Given request. Find how many lines in the data below include the word "name", then write only that number.
-- Start --
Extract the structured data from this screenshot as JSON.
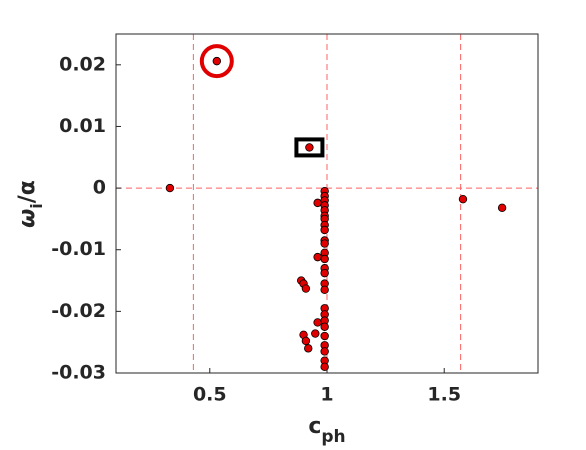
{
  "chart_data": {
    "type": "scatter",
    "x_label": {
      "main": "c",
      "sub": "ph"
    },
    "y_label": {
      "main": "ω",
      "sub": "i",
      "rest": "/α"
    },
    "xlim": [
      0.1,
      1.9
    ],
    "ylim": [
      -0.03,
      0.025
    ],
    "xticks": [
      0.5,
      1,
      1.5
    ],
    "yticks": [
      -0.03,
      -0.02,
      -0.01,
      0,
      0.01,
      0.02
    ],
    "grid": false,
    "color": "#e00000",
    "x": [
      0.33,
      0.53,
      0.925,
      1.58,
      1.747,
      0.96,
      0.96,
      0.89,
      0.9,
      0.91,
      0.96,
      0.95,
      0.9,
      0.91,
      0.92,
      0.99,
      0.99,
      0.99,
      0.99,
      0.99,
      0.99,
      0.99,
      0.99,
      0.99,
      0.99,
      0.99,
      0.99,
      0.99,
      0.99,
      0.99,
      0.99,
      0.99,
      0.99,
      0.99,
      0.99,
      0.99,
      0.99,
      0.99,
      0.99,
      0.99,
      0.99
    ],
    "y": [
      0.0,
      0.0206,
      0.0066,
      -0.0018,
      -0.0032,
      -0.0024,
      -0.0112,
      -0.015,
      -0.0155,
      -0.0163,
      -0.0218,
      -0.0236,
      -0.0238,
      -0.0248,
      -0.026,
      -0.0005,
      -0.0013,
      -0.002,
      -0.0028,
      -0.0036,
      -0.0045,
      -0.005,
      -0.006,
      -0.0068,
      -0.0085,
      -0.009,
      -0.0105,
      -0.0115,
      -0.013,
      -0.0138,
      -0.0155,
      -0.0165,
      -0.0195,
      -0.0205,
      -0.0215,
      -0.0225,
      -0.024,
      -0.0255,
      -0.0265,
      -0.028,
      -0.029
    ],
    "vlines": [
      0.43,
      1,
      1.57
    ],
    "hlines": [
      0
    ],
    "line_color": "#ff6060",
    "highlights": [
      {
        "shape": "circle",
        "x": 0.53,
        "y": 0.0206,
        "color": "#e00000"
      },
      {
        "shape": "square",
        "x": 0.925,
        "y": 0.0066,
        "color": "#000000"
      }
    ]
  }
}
-- End --
-- Start --
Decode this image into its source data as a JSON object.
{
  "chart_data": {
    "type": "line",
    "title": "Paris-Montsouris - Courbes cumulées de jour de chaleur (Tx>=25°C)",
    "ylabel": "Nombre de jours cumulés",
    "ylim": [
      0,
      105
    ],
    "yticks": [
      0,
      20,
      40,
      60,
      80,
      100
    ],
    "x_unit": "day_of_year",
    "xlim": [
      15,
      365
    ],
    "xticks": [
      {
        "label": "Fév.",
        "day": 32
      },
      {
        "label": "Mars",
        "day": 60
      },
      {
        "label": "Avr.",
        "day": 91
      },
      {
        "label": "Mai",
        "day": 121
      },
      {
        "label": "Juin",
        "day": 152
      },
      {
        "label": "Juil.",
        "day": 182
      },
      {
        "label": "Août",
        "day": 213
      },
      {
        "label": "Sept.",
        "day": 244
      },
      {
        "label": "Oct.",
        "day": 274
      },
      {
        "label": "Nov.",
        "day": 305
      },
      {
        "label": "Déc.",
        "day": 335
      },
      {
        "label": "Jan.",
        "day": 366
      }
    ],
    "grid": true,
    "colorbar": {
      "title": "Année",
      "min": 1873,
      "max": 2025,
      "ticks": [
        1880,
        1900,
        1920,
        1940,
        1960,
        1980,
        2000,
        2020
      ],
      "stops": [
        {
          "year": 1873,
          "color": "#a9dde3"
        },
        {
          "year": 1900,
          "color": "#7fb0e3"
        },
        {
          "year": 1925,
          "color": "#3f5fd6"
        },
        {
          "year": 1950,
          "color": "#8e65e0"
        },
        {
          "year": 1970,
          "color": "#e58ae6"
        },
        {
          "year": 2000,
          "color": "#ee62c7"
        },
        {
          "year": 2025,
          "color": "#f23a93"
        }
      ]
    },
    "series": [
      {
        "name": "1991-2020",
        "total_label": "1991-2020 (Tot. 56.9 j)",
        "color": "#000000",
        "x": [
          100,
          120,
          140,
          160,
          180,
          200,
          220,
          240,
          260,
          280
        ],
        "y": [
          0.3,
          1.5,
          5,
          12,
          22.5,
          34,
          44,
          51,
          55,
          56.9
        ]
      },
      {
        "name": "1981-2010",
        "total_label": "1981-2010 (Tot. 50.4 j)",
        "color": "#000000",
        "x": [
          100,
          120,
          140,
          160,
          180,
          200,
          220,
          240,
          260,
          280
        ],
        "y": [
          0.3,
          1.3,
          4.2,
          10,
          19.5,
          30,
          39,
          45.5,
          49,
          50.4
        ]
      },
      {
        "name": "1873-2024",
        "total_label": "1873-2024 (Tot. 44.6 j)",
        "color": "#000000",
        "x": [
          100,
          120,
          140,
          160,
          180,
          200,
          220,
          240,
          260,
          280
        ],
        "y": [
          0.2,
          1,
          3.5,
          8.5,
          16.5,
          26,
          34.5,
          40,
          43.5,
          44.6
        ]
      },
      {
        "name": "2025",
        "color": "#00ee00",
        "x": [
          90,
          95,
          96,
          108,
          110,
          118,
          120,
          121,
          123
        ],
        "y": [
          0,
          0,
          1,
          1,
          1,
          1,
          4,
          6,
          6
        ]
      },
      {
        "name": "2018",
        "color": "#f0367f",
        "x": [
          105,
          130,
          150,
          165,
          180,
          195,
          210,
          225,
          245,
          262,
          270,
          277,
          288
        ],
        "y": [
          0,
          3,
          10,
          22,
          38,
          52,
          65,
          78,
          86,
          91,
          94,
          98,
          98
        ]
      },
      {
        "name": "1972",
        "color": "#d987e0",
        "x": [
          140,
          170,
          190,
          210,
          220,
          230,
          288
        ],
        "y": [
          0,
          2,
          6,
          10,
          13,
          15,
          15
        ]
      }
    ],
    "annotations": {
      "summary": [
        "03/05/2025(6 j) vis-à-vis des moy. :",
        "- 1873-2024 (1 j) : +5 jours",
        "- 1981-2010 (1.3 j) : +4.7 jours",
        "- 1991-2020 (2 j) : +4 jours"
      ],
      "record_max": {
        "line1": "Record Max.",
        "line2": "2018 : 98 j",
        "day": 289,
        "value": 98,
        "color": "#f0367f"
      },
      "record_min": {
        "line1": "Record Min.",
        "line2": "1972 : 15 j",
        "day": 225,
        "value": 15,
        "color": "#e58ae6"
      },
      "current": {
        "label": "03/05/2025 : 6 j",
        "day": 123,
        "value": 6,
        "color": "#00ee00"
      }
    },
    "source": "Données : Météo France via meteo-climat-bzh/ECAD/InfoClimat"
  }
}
-- End --
Worked answer. 6